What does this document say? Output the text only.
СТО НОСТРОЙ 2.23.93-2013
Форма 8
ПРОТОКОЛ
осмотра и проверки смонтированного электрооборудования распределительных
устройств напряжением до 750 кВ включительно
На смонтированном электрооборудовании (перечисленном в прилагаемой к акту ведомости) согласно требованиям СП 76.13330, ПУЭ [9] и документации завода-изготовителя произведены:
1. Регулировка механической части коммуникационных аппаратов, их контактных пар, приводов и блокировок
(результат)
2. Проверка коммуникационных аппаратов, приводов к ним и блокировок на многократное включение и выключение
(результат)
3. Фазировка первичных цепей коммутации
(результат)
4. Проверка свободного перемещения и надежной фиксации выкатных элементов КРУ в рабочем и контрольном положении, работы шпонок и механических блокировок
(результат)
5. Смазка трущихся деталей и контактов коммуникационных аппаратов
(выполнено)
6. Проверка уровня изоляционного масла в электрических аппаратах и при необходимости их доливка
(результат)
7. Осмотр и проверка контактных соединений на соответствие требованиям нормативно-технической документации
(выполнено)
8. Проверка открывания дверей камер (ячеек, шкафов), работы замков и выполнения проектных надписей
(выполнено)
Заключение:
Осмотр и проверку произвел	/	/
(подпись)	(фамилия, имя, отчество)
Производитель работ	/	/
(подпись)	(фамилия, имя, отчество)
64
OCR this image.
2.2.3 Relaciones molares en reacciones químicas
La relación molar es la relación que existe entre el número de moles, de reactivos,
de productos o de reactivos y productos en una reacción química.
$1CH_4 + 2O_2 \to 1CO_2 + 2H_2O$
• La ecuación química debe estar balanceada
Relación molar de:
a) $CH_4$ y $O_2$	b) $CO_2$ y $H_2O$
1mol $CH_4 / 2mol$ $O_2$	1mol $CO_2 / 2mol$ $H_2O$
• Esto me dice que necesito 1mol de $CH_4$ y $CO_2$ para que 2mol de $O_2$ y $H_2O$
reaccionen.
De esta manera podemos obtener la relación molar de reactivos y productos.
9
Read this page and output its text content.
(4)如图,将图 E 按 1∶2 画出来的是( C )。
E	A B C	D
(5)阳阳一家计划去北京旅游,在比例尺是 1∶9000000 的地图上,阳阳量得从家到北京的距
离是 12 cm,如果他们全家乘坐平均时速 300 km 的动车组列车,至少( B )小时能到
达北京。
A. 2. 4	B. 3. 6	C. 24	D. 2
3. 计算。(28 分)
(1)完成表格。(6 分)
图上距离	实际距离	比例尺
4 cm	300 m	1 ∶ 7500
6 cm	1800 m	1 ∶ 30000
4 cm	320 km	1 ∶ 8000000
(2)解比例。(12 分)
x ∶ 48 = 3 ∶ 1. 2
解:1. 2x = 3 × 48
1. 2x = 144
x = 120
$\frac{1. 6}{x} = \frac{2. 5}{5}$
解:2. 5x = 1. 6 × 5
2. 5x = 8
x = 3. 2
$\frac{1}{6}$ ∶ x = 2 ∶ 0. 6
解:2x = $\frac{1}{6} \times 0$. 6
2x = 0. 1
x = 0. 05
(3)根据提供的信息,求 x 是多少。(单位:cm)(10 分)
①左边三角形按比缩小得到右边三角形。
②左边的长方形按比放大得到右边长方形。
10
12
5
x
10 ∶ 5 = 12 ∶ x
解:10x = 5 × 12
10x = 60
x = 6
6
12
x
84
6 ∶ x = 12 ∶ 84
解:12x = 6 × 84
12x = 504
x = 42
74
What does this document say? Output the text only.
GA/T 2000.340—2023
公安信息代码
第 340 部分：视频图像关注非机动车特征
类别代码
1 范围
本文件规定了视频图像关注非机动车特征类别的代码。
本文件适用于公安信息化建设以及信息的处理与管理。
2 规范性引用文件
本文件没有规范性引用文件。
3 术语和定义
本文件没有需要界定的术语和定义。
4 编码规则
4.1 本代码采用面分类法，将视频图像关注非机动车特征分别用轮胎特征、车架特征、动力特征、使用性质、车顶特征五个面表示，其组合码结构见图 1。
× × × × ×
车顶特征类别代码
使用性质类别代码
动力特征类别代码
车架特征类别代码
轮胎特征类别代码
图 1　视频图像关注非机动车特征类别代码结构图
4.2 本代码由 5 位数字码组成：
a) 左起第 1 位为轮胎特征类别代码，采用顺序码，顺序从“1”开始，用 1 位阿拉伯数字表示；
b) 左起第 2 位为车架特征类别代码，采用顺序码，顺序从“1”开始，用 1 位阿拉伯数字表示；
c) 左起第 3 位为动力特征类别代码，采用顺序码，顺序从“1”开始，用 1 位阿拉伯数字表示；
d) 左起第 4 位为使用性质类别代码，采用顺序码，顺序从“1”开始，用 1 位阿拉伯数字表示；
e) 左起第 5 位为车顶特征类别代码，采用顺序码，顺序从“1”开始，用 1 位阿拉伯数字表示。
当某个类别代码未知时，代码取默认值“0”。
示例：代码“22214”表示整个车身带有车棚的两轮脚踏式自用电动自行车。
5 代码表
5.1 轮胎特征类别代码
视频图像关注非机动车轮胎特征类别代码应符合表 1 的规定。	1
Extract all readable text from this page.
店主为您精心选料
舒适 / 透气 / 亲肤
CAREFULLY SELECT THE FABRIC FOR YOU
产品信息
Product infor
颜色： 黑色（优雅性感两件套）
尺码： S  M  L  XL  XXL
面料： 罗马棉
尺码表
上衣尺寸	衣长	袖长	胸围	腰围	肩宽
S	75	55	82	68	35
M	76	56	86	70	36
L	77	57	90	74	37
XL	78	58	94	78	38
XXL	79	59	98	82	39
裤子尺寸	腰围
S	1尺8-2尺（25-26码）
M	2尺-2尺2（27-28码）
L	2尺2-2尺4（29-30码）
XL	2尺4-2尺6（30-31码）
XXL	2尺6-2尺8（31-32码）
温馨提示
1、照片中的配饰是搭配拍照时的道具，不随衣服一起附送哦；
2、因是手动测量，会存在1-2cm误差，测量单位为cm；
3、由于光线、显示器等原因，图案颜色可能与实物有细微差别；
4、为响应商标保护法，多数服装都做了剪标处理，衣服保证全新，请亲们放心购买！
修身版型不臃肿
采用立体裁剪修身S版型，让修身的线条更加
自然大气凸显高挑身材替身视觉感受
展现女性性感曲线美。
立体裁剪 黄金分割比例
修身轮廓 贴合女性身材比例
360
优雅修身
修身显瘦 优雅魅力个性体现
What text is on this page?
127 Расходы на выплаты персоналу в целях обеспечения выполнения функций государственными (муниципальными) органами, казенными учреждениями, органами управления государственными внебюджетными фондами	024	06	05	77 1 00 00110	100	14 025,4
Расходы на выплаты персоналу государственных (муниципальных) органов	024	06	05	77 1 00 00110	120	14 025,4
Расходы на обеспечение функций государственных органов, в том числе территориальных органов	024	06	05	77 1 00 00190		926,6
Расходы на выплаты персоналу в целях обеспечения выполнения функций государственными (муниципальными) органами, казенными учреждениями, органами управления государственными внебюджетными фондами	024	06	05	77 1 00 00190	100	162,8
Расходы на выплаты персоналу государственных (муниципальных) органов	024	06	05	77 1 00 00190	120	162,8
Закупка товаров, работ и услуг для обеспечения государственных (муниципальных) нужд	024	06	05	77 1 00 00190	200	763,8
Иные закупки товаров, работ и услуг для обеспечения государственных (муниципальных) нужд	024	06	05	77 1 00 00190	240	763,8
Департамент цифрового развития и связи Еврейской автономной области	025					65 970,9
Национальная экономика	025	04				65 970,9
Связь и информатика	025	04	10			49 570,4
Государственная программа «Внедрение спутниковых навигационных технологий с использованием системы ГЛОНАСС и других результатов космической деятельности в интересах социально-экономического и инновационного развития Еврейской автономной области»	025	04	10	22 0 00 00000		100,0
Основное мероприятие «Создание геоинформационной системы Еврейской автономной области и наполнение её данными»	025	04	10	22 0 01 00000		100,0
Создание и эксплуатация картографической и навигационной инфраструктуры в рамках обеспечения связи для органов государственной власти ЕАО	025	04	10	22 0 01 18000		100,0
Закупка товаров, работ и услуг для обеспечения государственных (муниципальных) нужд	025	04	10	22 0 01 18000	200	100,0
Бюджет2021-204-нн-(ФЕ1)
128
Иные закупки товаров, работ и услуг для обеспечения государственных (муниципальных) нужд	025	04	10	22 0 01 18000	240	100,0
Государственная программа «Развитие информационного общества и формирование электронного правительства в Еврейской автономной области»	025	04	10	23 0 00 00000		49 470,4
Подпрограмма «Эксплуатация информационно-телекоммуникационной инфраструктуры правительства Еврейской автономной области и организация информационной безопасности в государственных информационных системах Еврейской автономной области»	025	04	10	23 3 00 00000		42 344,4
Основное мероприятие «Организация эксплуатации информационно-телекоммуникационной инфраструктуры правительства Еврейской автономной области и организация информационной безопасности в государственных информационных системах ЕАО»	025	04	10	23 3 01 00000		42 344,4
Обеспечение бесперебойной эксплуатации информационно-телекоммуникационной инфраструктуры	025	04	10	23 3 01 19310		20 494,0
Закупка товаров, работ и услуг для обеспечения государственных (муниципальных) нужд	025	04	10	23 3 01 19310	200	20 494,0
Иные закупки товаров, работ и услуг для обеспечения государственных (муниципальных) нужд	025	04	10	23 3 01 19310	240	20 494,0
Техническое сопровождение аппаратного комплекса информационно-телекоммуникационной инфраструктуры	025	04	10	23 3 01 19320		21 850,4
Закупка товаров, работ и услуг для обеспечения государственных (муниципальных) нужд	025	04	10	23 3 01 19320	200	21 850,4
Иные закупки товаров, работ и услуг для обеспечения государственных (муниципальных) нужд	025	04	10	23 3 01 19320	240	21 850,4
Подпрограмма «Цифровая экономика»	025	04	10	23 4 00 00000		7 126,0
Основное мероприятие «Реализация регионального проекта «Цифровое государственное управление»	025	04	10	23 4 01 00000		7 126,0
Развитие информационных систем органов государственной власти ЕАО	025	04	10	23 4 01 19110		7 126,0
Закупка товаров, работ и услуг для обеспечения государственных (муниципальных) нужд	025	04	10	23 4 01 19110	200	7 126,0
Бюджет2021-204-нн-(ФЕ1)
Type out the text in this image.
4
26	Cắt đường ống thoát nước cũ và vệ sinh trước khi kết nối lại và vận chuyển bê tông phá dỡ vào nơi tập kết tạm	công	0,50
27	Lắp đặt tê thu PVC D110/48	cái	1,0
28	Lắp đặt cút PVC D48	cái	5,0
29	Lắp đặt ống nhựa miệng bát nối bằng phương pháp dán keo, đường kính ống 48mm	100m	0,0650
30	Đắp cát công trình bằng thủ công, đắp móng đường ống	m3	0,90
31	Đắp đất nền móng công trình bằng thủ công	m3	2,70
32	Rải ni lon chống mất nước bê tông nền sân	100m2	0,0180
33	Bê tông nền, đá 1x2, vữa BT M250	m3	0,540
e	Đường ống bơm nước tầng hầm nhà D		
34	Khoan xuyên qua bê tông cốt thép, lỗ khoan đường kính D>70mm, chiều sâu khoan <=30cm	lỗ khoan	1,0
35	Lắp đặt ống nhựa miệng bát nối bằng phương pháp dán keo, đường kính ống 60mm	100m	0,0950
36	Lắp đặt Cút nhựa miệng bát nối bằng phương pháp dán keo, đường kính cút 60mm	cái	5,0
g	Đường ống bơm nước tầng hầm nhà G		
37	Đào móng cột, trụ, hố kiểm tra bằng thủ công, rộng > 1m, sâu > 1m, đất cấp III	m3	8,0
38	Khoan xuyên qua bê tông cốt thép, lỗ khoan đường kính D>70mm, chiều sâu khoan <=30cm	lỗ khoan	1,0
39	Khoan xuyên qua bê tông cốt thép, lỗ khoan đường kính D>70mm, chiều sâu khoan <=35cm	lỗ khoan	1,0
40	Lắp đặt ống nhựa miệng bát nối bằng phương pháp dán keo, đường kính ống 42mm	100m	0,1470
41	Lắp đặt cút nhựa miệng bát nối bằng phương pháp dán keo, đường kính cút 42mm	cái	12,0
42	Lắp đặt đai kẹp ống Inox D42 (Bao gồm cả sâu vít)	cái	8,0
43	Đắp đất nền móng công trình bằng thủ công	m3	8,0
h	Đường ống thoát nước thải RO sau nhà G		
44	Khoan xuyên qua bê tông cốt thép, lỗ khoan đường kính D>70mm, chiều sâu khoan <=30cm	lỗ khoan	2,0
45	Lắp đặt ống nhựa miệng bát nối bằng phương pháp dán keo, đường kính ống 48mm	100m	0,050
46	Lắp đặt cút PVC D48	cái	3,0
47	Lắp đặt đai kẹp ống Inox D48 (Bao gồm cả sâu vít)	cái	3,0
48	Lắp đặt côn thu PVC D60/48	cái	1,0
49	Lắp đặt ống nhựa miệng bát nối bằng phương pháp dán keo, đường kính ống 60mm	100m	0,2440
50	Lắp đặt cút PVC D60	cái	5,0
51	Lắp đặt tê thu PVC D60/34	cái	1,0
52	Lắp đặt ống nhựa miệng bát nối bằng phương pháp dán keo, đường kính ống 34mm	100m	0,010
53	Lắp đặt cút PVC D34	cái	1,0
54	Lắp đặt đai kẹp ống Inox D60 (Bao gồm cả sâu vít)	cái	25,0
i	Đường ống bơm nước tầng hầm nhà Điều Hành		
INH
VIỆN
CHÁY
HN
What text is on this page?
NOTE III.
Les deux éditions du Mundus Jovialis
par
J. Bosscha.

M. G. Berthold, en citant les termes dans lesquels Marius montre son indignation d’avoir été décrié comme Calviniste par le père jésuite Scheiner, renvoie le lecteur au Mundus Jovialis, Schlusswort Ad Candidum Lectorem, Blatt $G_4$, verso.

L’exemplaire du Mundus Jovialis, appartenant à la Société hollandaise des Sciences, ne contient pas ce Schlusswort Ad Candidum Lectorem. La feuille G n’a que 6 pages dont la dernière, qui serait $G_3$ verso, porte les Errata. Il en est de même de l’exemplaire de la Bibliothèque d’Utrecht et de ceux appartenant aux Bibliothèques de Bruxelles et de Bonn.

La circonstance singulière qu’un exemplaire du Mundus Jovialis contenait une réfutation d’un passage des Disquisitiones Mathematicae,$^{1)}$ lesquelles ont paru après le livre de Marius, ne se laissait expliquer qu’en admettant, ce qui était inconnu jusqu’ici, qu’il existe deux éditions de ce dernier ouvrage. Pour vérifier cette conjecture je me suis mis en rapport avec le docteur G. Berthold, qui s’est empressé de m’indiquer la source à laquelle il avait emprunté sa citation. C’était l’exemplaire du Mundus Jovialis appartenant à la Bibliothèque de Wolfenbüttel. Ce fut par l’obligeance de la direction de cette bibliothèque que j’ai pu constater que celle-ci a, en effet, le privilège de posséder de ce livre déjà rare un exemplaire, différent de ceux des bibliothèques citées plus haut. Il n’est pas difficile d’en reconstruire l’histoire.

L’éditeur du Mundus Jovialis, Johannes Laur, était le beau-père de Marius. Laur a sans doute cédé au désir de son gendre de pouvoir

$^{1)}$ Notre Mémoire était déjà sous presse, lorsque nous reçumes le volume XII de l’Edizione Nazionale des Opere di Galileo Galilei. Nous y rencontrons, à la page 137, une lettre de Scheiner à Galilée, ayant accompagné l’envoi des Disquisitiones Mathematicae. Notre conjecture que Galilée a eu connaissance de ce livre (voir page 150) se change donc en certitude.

Task to complete:
How many of the lines above include the word "государственной"? Respond with the number alone.

Reply to the task:
2